*** DATA EXCERPTS

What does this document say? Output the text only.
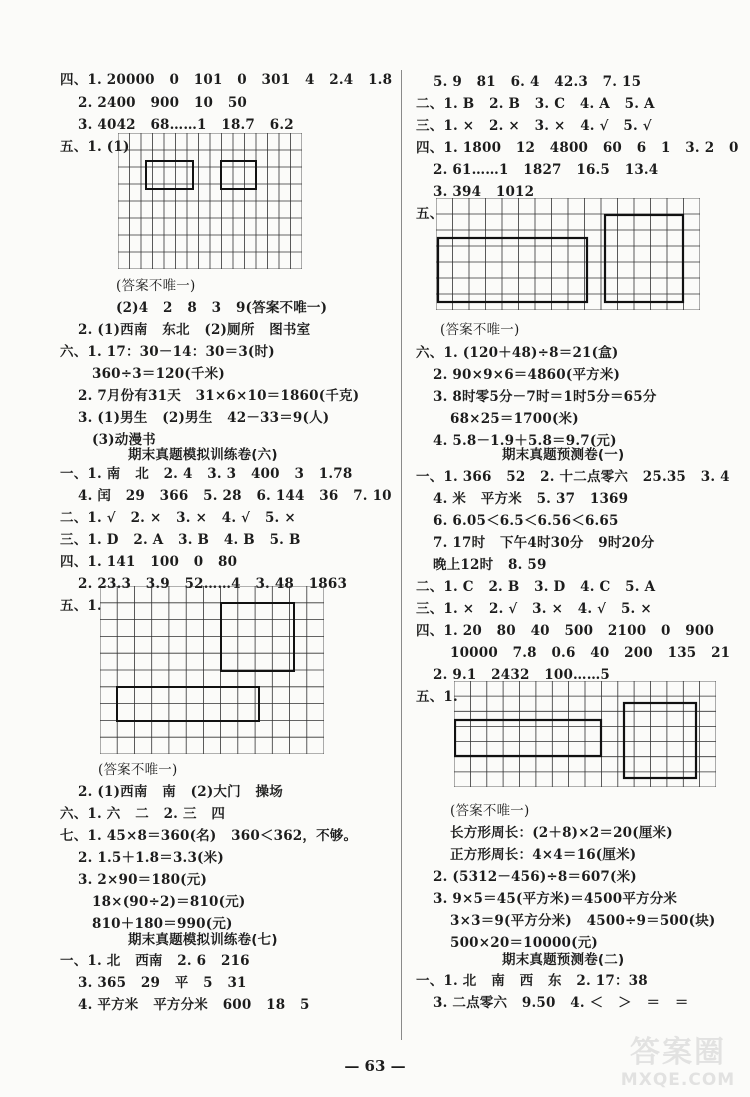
四、1. 20000   0   101   0   301   4   2.4   1.8
2. 2400   900   10   50
3. 4042   68……1   18.7   6.2
五、1. (1)
(答案不唯一)
(2)4   2   8   3   9(答案不唯一)
2. (1)西南   东北   (2)厕所   图书室
六、1. 17：30－14：30＝3(时)
360÷3＝120(千米)
2. 7月份有31天   31×6×10＝1860(千克)
3. (1)男生   (2)男生   42－33＝9(人)
(3)动漫书
期末真题模拟训练卷(六)
一、1. 南   北   2. 4   3. 3   400   3   1.78
4. 闰   29   366   5. 28   6. 144   36   7. 10
二、1. √   2. ×   3. ×   4. √   5. ×
三、1. D   2. A   3. B   4. B   5. B
四、1. 141   100   0   80
2. 23.3   3.9   52……4   3. 48   1863
五、1.
(答案不唯一)
2. (1)西南   南   (2)大门   操场
六、1. 六   二   2. 三   四
七、1. 45×8＝360(名)   360＜362，不够。
2. 1.5＋1.8＝3.3(米)
3. 2×90＝180(元)
18×(90÷2)＝810(元)
810＋180＝990(元)
期末真题模拟训练卷(七)
一、1. 北   西南   2. 6   216
3. 365   29   平   5   31
4. 平方米   平方分米   600   18   5
5. 9   81   6. 4   42.3   7. 15
二、1. B   2. B   3. C   4. A   5. A
三、1. ×   2. ×   3. ×   4. √   5. √
四、1. 1800   12   4800   60   6   1   3. 2   0
2. 61……1   1827   16.5   13.4
3. 394   1012
五、
(答案不唯一)
六、1. (120＋48)÷8＝21(盒)
2. 90×9×6＝4860(平方米)
3. 8时零5分－7时＝1时5分＝65分
68×25＝1700(米)
4. 5.8－1.9＋5.8＝9.7(元)
期末真题预测卷(一)
一、1. 366   52   2. 十二点零六   25.35   3. 4
4. 米   平方米   5. 37   1369
6. 6.05＜6.5＜6.56＜6.65
7. 17时   下午4时30分   9时20分
晚上12时   8. 59
二、1. C   2. B   3. D   4. C   5. A
三、1. ×   2. √   3. ×   4. √   5. ×
四、1. 20   80   40   500   2100   0   900
10000   7.8   0.6   40   200   135   21
2. 9.1   2432   100……5
五、1.
(答案不唯一)
长方形周长：(2＋8)×2＝20(厘米)
正方形周长：4×4＝16(厘米)
2. (5312－456)÷8＝607(米)
3. 9×5＝45(平方米)＝4500平方分米
3×3＝9(平方分米)   4500÷9＝500(块)
500×20＝10000(元)
期末真题预测卷(二)
一、1. 北   南   西   东   2. 17：38
3. 二点零六   9.50   4. ＜   ＞   ＝   ＝
— 63 —	答案圈
MXQE.COM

******

Exclude the images, then output the data above word for word.

[FULL RESPONSE]:
What does this document say? Output the text only.
四、1. 20000   0   101   0   301   4   2.4   1.8
2. 2400   900   10   50
3. 4042   68……1   18.7   6.2
五、1. (1)
(答案不唯一)
(2)4   2   8   3   9(答案不唯一)
2. (1)西南   东北   (2)厕所   图书室
六、1. 17：30－14：30＝3(时)
360÷3＝120(千米)
2. 7月份有31天   31×6×10＝1860(千克)
3. (1)男生   (2)男生   42－33＝9(人)
(3)动漫书
期末真题模拟训练卷(六)
一、1. 南   北   2. 4   3. 3   400   3   1.78
4. 闰   29   366   5. 28   6. 144   36   7. 10
二、1. √   2. ×   3. ×   4. √   5. ×
三、1. D   2. A   3. B   4. B   5. B
四、1. 141   100   0   80
2. 23.3   3.9   52……4   3. 48   1863
五、1.
(答案不唯一)
2. (1)西南   南   (2)大门   操场
六、1. 六   二   2. 三   四
七、1. 45×8＝360(名)   360＜362，不够。
2. 1.5＋1.8＝3.3(米)
3. 2×90＝180(元)
18×(90÷2)＝810(元)
810＋180＝990(元)
期末真题模拟训练卷(七)
一、1. 北   西南   2. 6   216
3. 365   29   平   5   31
4. 平方米   平方分米   600   18   5
5. 9   81   6. 4   42.3   7. 15
二、1. B   2. B   3. C   4. A   5. A
三、1. ×   2. ×   3. ×   4. √   5. √
四、1. 1800   12   4800   60   6   1   3. 2   0
2. 61……1   1827   16.5   13.4
3. 394   1012
五、
(答案不唯一)
六、1. (120＋48)÷8＝21(盒)
2. 90×9×6＝4860(平方米)
3. 8时零5分－7时＝1时5分＝65分
68×25＝1700(米)
4. 5.8－1.9＋5.8＝9.7(元)
期末真题预测卷(一)
一、1. 366   52   2. 十二点零六   25.35   3. 4
4. 米   平方米   5. 37   1369
6. 6.05＜6.5＜6.56＜6.65
7. 17时   下午4时30分   9时20分
晚上12时   8. 59
二、1. C   2. B   3. D   4. C   5. A
三、1. ×   2. √   3. ×   4. √   5. ×
四、1. 20   80   40   500   2100   0   900
10000   7.8   0.6   40   200   135   21
2. 9.1   2432   100……5
五、1.
(答案不唯一)
长方形周长：(2＋8)×2＝20(厘米)
正方形周长：4×4＝16(厘米)
2. (5312－456)÷8＝607(米)
3. 9×5＝45(平方米)＝4500平方分米
3×3＝9(平方分米)   4500÷9＝500(块)
500×20＝10000(元)
期末真题预测卷(二)
一、1. 北   南   西   东   2. 17：38
3. 二点零六   9.50   4. ＜   ＞   ＝   ＝
— 63 —	答案圈
MXQE.COM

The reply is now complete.